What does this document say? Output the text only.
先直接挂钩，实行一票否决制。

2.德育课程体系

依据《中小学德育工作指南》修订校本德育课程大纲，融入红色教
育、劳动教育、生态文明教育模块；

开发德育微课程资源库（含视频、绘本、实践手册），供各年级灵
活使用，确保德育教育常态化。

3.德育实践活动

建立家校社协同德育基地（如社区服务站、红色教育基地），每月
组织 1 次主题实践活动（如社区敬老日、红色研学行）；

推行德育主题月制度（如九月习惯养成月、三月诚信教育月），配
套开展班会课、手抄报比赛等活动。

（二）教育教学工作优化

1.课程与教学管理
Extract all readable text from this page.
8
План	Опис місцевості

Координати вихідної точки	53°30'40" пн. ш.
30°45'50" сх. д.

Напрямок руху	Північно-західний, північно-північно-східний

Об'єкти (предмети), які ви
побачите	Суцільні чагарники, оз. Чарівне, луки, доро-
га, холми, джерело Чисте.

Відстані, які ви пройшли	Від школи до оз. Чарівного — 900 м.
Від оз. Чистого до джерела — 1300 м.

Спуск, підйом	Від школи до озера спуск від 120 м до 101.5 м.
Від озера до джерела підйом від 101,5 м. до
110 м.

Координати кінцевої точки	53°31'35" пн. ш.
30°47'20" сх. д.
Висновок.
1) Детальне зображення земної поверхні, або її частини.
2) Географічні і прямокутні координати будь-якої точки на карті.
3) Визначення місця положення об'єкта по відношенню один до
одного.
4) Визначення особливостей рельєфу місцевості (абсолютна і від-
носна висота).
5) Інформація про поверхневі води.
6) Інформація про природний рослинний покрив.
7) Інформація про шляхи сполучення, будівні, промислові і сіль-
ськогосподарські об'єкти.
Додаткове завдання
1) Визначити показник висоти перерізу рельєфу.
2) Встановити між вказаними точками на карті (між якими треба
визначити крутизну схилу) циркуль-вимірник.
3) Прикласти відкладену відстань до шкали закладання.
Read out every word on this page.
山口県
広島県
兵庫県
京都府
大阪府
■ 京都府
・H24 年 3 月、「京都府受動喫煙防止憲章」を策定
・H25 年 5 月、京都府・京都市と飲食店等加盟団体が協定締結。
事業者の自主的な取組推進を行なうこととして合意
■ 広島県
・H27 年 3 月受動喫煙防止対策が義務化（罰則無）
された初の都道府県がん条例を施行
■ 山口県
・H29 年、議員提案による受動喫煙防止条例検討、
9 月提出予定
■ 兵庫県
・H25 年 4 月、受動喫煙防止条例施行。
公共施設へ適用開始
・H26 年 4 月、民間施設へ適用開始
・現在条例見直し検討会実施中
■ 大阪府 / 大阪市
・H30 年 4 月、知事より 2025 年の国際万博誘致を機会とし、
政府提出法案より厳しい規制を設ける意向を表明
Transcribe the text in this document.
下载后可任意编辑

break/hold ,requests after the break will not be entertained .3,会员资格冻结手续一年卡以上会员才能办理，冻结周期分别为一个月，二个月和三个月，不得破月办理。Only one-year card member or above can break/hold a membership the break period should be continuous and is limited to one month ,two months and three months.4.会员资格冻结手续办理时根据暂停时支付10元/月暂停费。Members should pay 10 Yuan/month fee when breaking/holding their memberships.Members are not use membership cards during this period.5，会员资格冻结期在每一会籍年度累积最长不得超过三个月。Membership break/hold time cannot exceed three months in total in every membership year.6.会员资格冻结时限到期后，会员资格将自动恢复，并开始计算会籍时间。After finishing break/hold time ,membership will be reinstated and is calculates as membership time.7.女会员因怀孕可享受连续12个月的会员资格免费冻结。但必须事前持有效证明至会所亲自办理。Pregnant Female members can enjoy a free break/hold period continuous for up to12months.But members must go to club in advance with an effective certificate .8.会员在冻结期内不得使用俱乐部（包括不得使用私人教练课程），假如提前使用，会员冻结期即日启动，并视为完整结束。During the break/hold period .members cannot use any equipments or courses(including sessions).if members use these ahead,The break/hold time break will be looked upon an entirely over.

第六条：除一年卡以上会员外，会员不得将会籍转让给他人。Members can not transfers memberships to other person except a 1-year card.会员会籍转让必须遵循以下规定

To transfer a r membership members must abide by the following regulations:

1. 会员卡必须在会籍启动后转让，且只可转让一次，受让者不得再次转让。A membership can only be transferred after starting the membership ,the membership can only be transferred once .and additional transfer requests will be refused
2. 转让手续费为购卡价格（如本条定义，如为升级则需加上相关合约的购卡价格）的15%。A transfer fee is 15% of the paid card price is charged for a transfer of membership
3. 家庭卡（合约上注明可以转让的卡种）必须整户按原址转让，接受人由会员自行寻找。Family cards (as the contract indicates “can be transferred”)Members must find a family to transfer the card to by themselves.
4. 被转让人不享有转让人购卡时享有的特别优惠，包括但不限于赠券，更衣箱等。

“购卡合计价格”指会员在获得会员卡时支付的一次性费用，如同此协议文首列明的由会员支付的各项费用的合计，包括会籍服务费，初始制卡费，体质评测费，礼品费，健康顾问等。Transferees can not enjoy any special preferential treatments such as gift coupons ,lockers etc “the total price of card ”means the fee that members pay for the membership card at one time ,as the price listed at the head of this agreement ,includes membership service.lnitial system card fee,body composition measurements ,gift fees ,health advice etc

____________

**Set problem**
Extract each entry in full, exactly as given.

**Solution to the problem**
What does this document say? Output the text only.
先直接挂钩，实行一票否决制。

2.德育课程体系

依据《中小学德育工作指南》修订校本德育课程大纲，融入红色教
育、劳动教育、生态文明教育模块；

开发德育微课程资源库（含视频、绘本、实践手册），供各年级灵
活使用，确保德育教育常态化。

3.德育实践活动

建立家校社协同德育基地（如社区服务站、红色教育基地），每月
组织 1 次主题实践活动（如社区敬老日、红色研学行）；

推行德育主题月制度（如九月习惯养成月、三月诚信教育月），配
套开展班会课、手抄报比赛等活动。

（二）教育教学工作优化

1.课程与教学管理
Extract all readable text from this page.
8
План	Опис місцевості

Координати вихідної точки	53°30'40" пн. ш.
30°45'50" сх. д.

Напрямок руху	Північно-західний, північно-північно-східний

Об'єкти (предмети), які ви
побачите	Суцільні чагарники, оз. Чарівне, луки, доро-
га, холми, джерело Чисте.

Відстані, які ви пройшли	Від школи до оз. Чарівного — 900 м.
Від оз. Чистого до джерела — 1300 м.

Спуск, підйом	Від школи до озера спуск від 120 м до 101.5 м.
Від озера до джерела підйом від 101,5 м. до
110 м.

Координати кінцевої точки	53°31'35" пн. ш.
30°47'20" сх. д.
Висновок.
1) Детальне зображення земної поверхні, або її частини.
2) Географічні і прямокутні координати будь-якої точки на карті.
3) Визначення місця положення об'єкта по відношенню один до
одного.
4) Визначення особливостей рельєфу місцевості (абсолютна і від-
носна висота).
5) Інформація про поверхневі води.
6) Інформація про природний рослинний покрив.
7) Інформація про шляхи сполучення, будівні, промислові і сіль-
ськогосподарські об'єкти.
Додаткове завдання
1) Визначити показник висоти перерізу рельєфу.
2) Встановити між вказаними точками на карті (між якими треба
визначити крутизну схилу) циркуль-вимірник.
3) Прикласти відкладену відстань до шкали закладання.
Read out every word on this page.
山口県
広島県
兵庫県
京都府
大阪府
■ 京都府
・H24 年 3 月、「京都府受動喫煙防止憲章」を策定
・H25 年 5 月、京都府・京都市と飲食店等加盟団体が協定締結。
事業者の自主的な取組推進を行なうこととして合意
■ 広島県
・H27 年 3 月受動喫煙防止対策が義務化（罰則無）
された初の都道府県がん条例を施行
■ 山口県
・H29 年、議員提案による受動喫煙防止条例検討、
9 月提出予定
■ 兵庫県
・H25 年 4 月、受動喫煙防止条例施行。
公共施設へ適用開始
・H26 年 4 月、民間施設へ適用開始
・現在条例見直し検討会実施中
■ 大阪府 / 大阪市
・H30 年 4 月、知事より 2025 年の国際万博誘致を機会とし、
政府提出法案より厳しい規制を設ける意向を表明
Transcribe the text in this document.
下载后可任意编辑

break/hold ,requests after the break will not be entertained .3,会员资格冻结手续一年卡以上会员才能办理，冻结周期分别为一个月，二个月和三个月，不得破月办理。Only one-year card member or above can break/hold a membership the break period should be continuous and is limited to one month ,two months and three months.4.会员资格冻结手续办理时根据暂停时支付10元/月暂停费。Members should pay 10 Yuan/month fee when breaking/holding their memberships.Members are not use membership cards during this period.5，会员资格冻结期在每一会籍年度累积最长不得超过三个月。Membership break/hold time cannot exceed three months in total in every membership year.6.会员资格冻结时限到期后，会员资格将自动恢复，并开始计算会籍时间。After finishing break/hold time ,membership will be reinstated and is calculates as membership time.7.女会员因怀孕可享受连续12个月的会员资格免费冻结。但必须事前持有效证明至会所亲自办理。Pregnant Female members can enjoy a free break/hold period continuous for up to12months.But members must go to club in advance with an effective certificate .8.会员在冻结期内不得使用俱乐部（包括不得使用私人教练课程），假如提前使用，会员冻结期即日启动，并视为完整结束。During the break/hold period .members cannot use any equipments or courses(including sessions).if members use these ahead,The break/hold time break will be looked upon an entirely over.

第六条：除一年卡以上会员外，会员不得将会籍转让给他人。Members can not transfers memberships to other person except a 1-year card.会员会籍转让必须遵循以下规定

To transfer a r membership members must abide by the following regulations:

1. 会员卡必须在会籍启动后转让，且只可转让一次，受让者不得再次转让。A membership can only be transferred after starting the membership ,the membership can only be transferred once .and additional transfer requests will be refused
2. 转让手续费为购卡价格（如本条定义，如为升级则需加上相关合约的购卡价格）的15%。A transfer fee is 15% of the paid card price is charged for a transfer of membership
3. 家庭卡（合约上注明可以转让的卡种）必须整户按原址转让，接受人由会员自行寻找。Family cards (as the contract indicates “can be transferred”)Members must find a family to transfer the card to by themselves.
4. 被转让人不享有转让人购卡时享有的特别优惠，包括但不限于赠券，更衣箱等。

“购卡合计价格”指会员在获得会员卡时支付的一次性费用，如同此协议文首列明的由会员支付的各项费用的合计，包括会籍服务费，初始制卡费，体质评测费，礼品费，健康顾问等。Transferees can not enjoy any special preferential treatments such as gift coupons ,lockers etc “the total price of card ”means the fee that members pay for the membership card at one time ,as the price listed at the head of this agreement ,includes membership service.lnitial system card fee,body composition measurements ,gift fees ,health advice etc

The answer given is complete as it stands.